**Given records**
◇ ◇ ◇ ◇ ◇
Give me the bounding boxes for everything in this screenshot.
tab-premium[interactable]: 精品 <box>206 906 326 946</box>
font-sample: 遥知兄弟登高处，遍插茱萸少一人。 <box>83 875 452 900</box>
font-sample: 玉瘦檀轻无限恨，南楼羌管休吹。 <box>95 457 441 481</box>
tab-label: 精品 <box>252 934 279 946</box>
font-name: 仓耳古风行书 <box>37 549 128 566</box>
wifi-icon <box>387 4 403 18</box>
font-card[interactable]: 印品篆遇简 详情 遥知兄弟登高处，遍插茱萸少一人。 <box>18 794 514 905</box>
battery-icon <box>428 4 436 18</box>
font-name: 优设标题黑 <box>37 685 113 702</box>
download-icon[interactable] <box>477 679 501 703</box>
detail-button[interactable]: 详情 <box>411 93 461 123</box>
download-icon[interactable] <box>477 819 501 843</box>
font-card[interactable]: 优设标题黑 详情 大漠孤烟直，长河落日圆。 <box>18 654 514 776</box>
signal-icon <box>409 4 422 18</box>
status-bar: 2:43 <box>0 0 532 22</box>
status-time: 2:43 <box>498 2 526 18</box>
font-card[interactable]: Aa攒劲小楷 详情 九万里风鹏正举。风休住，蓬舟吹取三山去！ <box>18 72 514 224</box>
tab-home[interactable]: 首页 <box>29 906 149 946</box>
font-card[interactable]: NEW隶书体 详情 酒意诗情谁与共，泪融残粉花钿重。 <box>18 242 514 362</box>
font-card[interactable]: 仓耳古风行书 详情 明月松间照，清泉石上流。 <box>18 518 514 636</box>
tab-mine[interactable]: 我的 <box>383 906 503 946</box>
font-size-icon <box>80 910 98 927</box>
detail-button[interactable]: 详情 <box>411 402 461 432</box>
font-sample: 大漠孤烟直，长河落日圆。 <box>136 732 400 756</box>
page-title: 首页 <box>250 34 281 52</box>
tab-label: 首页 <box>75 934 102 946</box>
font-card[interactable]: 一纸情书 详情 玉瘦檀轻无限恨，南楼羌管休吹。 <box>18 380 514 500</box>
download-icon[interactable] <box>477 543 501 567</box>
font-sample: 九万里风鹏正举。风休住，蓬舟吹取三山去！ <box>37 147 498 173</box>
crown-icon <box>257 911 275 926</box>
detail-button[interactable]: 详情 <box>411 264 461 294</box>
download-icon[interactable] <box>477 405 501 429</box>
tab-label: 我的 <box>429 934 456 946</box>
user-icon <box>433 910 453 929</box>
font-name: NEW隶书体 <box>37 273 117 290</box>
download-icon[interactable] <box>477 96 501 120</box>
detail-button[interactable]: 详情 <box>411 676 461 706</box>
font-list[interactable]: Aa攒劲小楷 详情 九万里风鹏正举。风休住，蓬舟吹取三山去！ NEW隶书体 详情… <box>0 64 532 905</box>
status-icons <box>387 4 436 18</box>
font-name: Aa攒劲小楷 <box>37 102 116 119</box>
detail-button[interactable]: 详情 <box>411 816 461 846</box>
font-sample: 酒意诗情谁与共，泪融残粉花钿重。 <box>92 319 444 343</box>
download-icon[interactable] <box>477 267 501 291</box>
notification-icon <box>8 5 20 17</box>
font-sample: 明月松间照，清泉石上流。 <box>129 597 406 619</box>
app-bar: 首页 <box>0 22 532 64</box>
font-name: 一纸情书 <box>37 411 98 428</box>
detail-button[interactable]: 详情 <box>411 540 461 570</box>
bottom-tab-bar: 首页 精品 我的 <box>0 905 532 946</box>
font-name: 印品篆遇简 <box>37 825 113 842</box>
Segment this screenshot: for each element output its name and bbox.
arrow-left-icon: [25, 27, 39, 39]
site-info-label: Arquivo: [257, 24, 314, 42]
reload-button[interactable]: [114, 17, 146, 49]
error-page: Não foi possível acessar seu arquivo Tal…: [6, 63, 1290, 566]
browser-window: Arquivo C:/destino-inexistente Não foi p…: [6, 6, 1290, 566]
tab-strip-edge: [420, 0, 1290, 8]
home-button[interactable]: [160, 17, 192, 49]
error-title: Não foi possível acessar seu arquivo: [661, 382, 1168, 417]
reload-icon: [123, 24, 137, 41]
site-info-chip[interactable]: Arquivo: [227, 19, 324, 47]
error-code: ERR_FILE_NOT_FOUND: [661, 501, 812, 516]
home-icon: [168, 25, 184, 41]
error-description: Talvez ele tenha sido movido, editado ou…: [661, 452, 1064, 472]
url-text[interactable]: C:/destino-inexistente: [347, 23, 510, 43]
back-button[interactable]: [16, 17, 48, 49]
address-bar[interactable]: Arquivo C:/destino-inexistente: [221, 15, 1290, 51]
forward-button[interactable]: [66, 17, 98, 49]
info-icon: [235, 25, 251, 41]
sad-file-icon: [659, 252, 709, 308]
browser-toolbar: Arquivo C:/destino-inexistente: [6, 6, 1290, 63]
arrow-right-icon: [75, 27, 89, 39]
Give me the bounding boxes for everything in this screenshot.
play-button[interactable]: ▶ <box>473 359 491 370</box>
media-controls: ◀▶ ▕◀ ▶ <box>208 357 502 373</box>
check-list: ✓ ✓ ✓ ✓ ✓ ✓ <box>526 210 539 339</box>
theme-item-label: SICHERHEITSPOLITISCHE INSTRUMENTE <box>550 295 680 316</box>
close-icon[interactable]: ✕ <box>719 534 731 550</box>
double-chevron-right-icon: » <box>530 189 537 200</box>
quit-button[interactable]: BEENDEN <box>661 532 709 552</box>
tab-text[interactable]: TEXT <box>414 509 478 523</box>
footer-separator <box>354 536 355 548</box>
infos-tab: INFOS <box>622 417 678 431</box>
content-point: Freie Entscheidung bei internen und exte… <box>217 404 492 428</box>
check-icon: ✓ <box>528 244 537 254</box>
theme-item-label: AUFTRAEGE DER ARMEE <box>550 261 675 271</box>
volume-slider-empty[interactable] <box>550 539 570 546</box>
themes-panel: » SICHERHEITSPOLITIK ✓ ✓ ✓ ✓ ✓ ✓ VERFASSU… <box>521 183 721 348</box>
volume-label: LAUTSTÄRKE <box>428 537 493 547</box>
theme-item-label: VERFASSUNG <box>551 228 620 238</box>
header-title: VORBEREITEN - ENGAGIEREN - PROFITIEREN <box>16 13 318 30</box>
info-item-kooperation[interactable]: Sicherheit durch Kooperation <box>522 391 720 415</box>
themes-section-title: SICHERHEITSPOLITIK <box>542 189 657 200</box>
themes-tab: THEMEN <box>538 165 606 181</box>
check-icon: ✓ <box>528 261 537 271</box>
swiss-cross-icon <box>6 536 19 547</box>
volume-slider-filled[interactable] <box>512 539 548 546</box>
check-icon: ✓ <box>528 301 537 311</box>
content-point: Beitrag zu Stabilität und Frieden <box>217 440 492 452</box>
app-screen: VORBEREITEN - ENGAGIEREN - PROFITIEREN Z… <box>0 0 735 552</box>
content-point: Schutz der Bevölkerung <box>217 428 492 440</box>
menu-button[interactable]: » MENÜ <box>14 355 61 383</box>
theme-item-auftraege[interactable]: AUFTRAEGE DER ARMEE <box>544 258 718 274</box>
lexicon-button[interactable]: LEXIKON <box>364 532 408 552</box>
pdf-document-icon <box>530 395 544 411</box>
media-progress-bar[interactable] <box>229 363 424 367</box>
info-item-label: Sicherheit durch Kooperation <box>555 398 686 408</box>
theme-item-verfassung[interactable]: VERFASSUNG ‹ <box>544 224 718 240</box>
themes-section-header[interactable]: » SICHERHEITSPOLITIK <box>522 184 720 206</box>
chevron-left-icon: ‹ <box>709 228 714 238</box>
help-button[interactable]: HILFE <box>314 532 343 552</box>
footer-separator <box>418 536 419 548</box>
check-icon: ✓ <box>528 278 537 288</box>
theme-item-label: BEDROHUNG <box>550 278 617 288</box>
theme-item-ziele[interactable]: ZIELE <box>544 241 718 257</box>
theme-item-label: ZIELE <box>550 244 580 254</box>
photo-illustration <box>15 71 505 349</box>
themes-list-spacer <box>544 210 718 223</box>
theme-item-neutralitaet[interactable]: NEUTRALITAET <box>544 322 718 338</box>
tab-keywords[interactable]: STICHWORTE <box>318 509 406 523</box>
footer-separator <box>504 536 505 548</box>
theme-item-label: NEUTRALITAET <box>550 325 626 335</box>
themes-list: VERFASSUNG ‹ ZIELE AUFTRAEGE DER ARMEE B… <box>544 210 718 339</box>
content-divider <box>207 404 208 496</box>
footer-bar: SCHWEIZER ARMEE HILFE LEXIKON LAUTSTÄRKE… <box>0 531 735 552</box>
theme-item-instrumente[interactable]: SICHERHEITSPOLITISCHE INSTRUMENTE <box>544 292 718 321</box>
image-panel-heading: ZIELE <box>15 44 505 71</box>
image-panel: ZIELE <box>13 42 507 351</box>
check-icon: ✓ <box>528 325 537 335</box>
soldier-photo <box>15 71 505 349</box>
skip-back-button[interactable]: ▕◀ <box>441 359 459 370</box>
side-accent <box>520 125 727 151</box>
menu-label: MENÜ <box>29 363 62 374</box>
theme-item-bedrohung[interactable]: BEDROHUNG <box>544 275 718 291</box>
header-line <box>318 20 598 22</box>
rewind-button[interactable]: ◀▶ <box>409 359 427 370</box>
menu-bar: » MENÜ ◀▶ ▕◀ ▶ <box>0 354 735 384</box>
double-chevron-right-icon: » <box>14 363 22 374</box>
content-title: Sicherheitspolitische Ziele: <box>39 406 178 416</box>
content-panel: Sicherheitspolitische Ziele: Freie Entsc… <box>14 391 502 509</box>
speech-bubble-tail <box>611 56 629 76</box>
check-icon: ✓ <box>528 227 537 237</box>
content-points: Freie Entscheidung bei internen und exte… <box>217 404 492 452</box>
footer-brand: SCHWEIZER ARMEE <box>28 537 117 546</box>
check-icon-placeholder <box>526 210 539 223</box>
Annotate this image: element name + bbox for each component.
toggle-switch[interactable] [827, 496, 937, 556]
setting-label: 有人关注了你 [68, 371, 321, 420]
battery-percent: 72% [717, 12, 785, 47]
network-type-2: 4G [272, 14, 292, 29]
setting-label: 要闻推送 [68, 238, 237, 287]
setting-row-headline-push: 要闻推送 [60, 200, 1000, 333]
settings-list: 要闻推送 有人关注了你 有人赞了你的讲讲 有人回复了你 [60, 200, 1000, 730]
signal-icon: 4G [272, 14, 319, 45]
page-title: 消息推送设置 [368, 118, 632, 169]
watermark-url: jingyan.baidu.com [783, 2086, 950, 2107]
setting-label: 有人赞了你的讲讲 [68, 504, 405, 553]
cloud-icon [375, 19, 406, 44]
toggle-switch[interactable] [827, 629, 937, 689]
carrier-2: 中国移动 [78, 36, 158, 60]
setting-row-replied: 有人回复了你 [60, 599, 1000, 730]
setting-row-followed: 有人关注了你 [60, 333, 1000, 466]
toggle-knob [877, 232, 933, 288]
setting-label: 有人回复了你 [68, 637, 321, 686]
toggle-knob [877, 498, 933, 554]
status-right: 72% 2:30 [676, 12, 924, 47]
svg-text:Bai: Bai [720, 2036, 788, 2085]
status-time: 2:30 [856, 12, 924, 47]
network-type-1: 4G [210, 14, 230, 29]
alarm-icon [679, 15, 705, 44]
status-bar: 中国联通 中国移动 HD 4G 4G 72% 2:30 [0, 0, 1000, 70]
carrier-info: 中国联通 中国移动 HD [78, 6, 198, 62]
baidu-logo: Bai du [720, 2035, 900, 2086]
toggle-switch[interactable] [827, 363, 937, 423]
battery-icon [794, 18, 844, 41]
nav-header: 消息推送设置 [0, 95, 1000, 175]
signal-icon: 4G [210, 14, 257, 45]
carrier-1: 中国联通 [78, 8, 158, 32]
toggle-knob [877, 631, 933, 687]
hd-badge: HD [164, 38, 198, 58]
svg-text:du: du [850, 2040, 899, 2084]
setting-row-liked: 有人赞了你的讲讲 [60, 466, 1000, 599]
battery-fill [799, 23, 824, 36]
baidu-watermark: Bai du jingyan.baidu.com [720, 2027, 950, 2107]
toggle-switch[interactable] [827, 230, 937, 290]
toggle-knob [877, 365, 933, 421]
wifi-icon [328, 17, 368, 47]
◇ ◇ ◇ ◇ ◇
**Problem description**
Copy out, word for word, the records from their first line through the line that contains "font-sample: 大漠孤烟直，长河落日圆。 <box>136", with that line included.

**Reply**
Give me the bounding boxes for everything in this screenshot.
tab-premium[interactable]: 精品 <box>206 906 326 946</box>
font-sample: 遥知兄弟登高处，遍插茱萸少一人。 <box>83 875 452 900</box>
font-sample: 玉瘦檀轻无限恨，南楼羌管休吹。 <box>95 457 441 481</box>
tab-label: 精品 <box>252 934 279 946</box>
font-name: 仓耳古风行书 <box>37 549 128 566</box>
wifi-icon <box>387 4 403 18</box>
font-card[interactable]: 印品篆遇简 详情 遥知兄弟登高处，遍插茱萸少一人。 <box>18 794 514 905</box>
battery-icon <box>428 4 436 18</box>
font-name: 优设标题黑 <box>37 685 113 702</box>
download-icon[interactable] <box>477 679 501 703</box>
detail-button[interactable]: 详情 <box>411 93 461 123</box>
download-icon[interactable] <box>477 819 501 843</box>
font-card[interactable]: 优设标题黑 详情 大漠孤烟直，长河落日圆。 <box>18 654 514 776</box>
signal-icon <box>409 4 422 18</box>
status-bar: 2:43 <box>0 0 532 22</box>
status-time: 2:43 <box>498 2 526 18</box>
font-card[interactable]: Aa攒劲小楷 详情 九万里风鹏正举。风休住，蓬舟吹取三山去！ <box>18 72 514 224</box>
tab-home[interactable]: 首页 <box>29 906 149 946</box>
font-card[interactable]: NEW隶书体 详情 酒意诗情谁与共，泪融残粉花钿重。 <box>18 242 514 362</box>
font-card[interactable]: 仓耳古风行书 详情 明月松间照，清泉石上流。 <box>18 518 514 636</box>
tab-mine[interactable]: 我的 <box>383 906 503 946</box>
font-size-icon <box>80 910 98 927</box>
detail-button[interactable]: 详情 <box>411 402 461 432</box>
font-sample: 大漠孤烟直，长河落日圆。 <box>136 732 400 756</box>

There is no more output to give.